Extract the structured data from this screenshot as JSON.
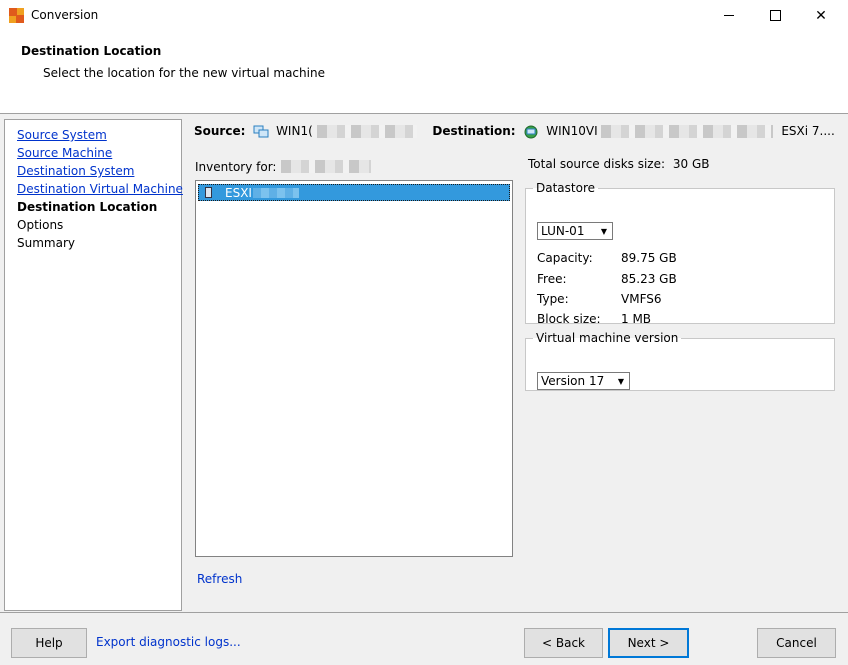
{
  "window": {
    "title": "Conversion",
    "icons": {
      "app": "vmware-converter-icon",
      "minimize": "minimize-icon",
      "maximize": "maximize-icon",
      "close": "close-icon"
    },
    "close_glyph": "✕"
  },
  "header": {
    "title": "Destination Location",
    "subtitle": "Select the location for the new virtual machine"
  },
  "nav": {
    "items": [
      {
        "label": "Source System",
        "state": "link"
      },
      {
        "label": "Source Machine",
        "state": "link"
      },
      {
        "label": "Destination System",
        "state": "link"
      },
      {
        "label": "Destination Virtual Machine",
        "state": "link"
      },
      {
        "label": "Destination Location",
        "state": "current"
      },
      {
        "label": "Options",
        "state": "disabled"
      },
      {
        "label": "Summary",
        "state": "disabled"
      }
    ]
  },
  "connection": {
    "source_label": "Source:",
    "source_value": "WIN1(",
    "destination_label": "Destination:",
    "destination_value": "WIN10VI",
    "destination_tail": "ESXi 7...."
  },
  "inventory": {
    "label": "Inventory for:",
    "selected_item": "ESXI",
    "refresh_label": "Refresh"
  },
  "disk": {
    "total_label": "Total source disks size:",
    "total_value": "30 GB"
  },
  "datastore": {
    "legend": "Datastore",
    "selected": "LUN-01",
    "capacity_label": "Capacity:",
    "capacity_value": "89.75 GB",
    "free_label": "Free:",
    "free_value": "85.23 GB",
    "type_label": "Type:",
    "type_value": "VMFS6",
    "block_label": "Block size:",
    "block_value": "1 MB"
  },
  "vm_version": {
    "legend": "Virtual machine version",
    "selected": "Version 17"
  },
  "footer": {
    "help": "Help",
    "export": "Export diagnostic logs...",
    "back": "< Back",
    "next": "Next >",
    "cancel": "Cancel"
  },
  "colors": {
    "accent": "#0078d7",
    "link": "#0033cc",
    "selection": "#3399dd"
  }
}
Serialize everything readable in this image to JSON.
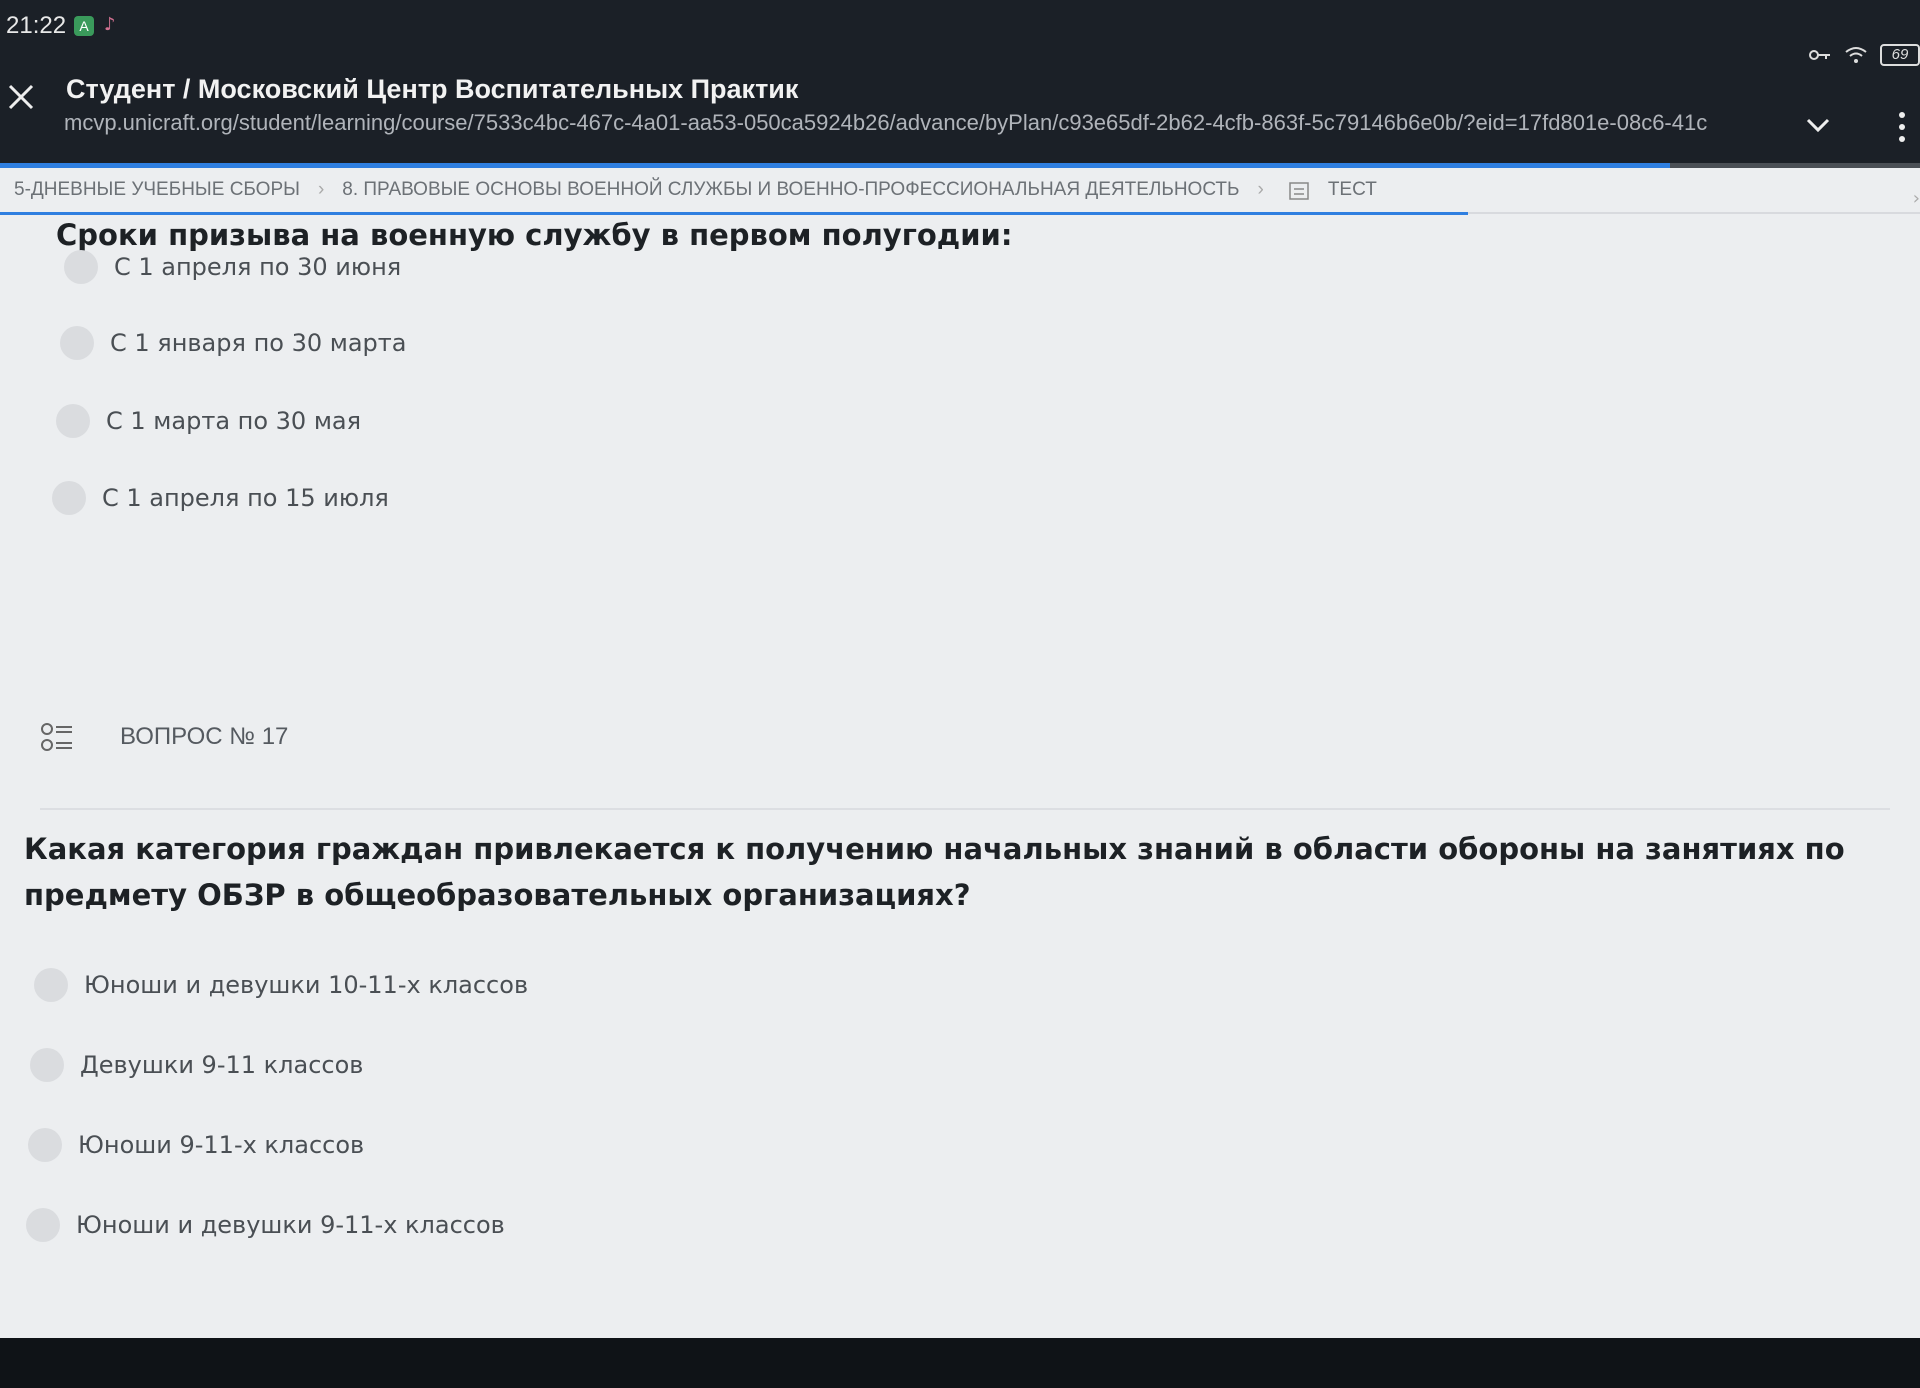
{
  "status": {
    "time": "21:22",
    "badge": "A",
    "battery": "69"
  },
  "toolbar": {
    "title": "Студент / Московский Центр Воспитательных Практик",
    "url": "mcvp.unicraft.org/student/learning/course/7533c4bc-467c-4a01-aa53-050ca5924b26/advance/byPlan/c93e65df-2b62-4cfb-863f-5c79146b6e0b/?eid=17fd801e-08c6-41c",
    "page_load_progress": 0.87
  },
  "breadcrumb": {
    "items": [
      "5-ДНЕВНЫЕ УЧЕБНЫЕ СБОРЫ",
      "8. ПРАВОВЫЕ ОСНОВЫ ВОЕННОЙ СЛУЖБЫ И ВОЕННО-ПРОФЕССИОНАЛЬНАЯ ДЕЯТЕЛЬНОСТЬ",
      "ТЕСТ"
    ]
  },
  "question_prev": {
    "text": "Сроки призыва на военную службу в первом полугодии:",
    "options": [
      "С 1 апреля по 30 июня",
      "С 1 января по 30 марта",
      "С 1 марта по 30 мая",
      "С 1 апреля по 15 июля"
    ]
  },
  "question_current": {
    "header": "ВОПРОС № 17",
    "text": "Какая категория граждан привлекается к получению начальных знаний в области обороны на занятиях по предмету ОБЗР в общеобразовательных организациях?",
    "options": [
      "Юноши и девушки 10-11-х классов",
      "Девушки 9-11 классов",
      "Юноши 9-11-х классов",
      "Юноши и девушки 9-11-х классов"
    ]
  },
  "colors": {
    "accent": "#2f7fe0",
    "page_bg": "#eceef0",
    "toolbar_bg": "#1b2027"
  }
}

--- --- ---

Task details:
Would you set down the listing exactly, omitting pictures?

Result:
Extract the structured data from this screenshot as JSON.
{
  "window": {
    "title": "Conversion",
    "icons": {
      "app": "vmware-converter-icon",
      "minimize": "minimize-icon",
      "maximize": "maximize-icon",
      "close": "close-icon"
    },
    "close_glyph": "✕"
  },
  "header": {
    "title": "Destination Location",
    "subtitle": "Select the location for the new virtual machine"
  },
  "nav": {
    "items": [
      {
        "label": "Source System",
        "state": "link"
      },
      {
        "label": "Source Machine",
        "state": "link"
      },
      {
        "label": "Destination System",
        "state": "link"
      },
      {
        "label": "Destination Virtual Machine",
        "state": "link"
      },
      {
        "label": "Destination Location",
        "state": "current"
      },
      {
        "label": "Options",
        "state": "disabled"
      },
      {
        "label": "Summary",
        "state": "disabled"
      }
    ]
  },
  "connection": {
    "source_label": "Source:",
    "source_value": "WIN1(",
    "destination_label": "Destination:",
    "destination_value": "WIN10VI",
    "destination_tail": "ESXi 7...."
  },
  "inventory": {
    "label": "Inventory for:",
    "selected_item": "ESXI",
    "refresh_label": "Refresh"
  },
  "disk": {
    "total_label": "Total source disks size:",
    "total_value": "30 GB"
  },
  "datastore": {
    "legend": "Datastore",
    "selected": "LUN-01",
    "capacity_label": "Capacity:",
    "capacity_value": "89.75 GB",
    "free_label": "Free:",
    "free_value": "85.23 GB",
    "type_label": "Type:",
    "type_value": "VMFS6",
    "block_label": "Block size:",
    "block_value": "1 MB"
  },
  "vm_version": {
    "legend": "Virtual machine version",
    "selected": "Version 17"
  },
  "footer": {
    "help": "Help",
    "export": "Export diagnostic logs...",
    "back": "< Back",
    "next": "Next >",
    "cancel": "Cancel"
  },
  "colors": {
    "accent": "#0078d7",
    "link": "#0033cc",
    "selection": "#3399dd"
  }
}
Serialize everything readable in this image to JSON.
{
  "status": {
    "time": "21:22",
    "badge": "A",
    "battery": "69"
  },
  "toolbar": {
    "title": "Студент / Московский Центр Воспитательных Практик",
    "url": "mcvp.unicraft.org/student/learning/course/7533c4bc-467c-4a01-aa53-050ca5924b26/advance/byPlan/c93e65df-2b62-4cfb-863f-5c79146b6e0b/?eid=17fd801e-08c6-41c",
    "page_load_progress": 0.87
  },
  "breadcrumb": {
    "items": [
      "5-ДНЕВНЫЕ УЧЕБНЫЕ СБОРЫ",
      "8. ПРАВОВЫЕ ОСНОВЫ ВОЕННОЙ СЛУЖБЫ И ВОЕННО-ПРОФЕССИОНАЛЬНАЯ ДЕЯТЕЛЬНОСТЬ",
      "ТЕСТ"
    ]
  },
  "question_prev": {
    "text": "Сроки призыва на военную службу в первом полугодии:",
    "options": [
      "С 1 апреля по 30 июня",
      "С 1 января по 30 марта",
      "С 1 марта по 30 мая",
      "С 1 апреля по 15 июля"
    ]
  },
  "question_current": {
    "header": "ВОПРОС № 17",
    "text": "Какая категория граждан привлекается к получению начальных знаний в области обороны на занятиях по предмету ОБЗР в общеобразовательных организациях?",
    "options": [
      "Юноши и девушки 10-11-х классов",
      "Девушки 9-11 классов",
      "Юноши 9-11-х классов",
      "Юноши и девушки 9-11-х классов"
    ]
  },
  "colors": {
    "accent": "#2f7fe0",
    "page_bg": "#eceef0",
    "toolbar_bg": "#1b2027"
  }
}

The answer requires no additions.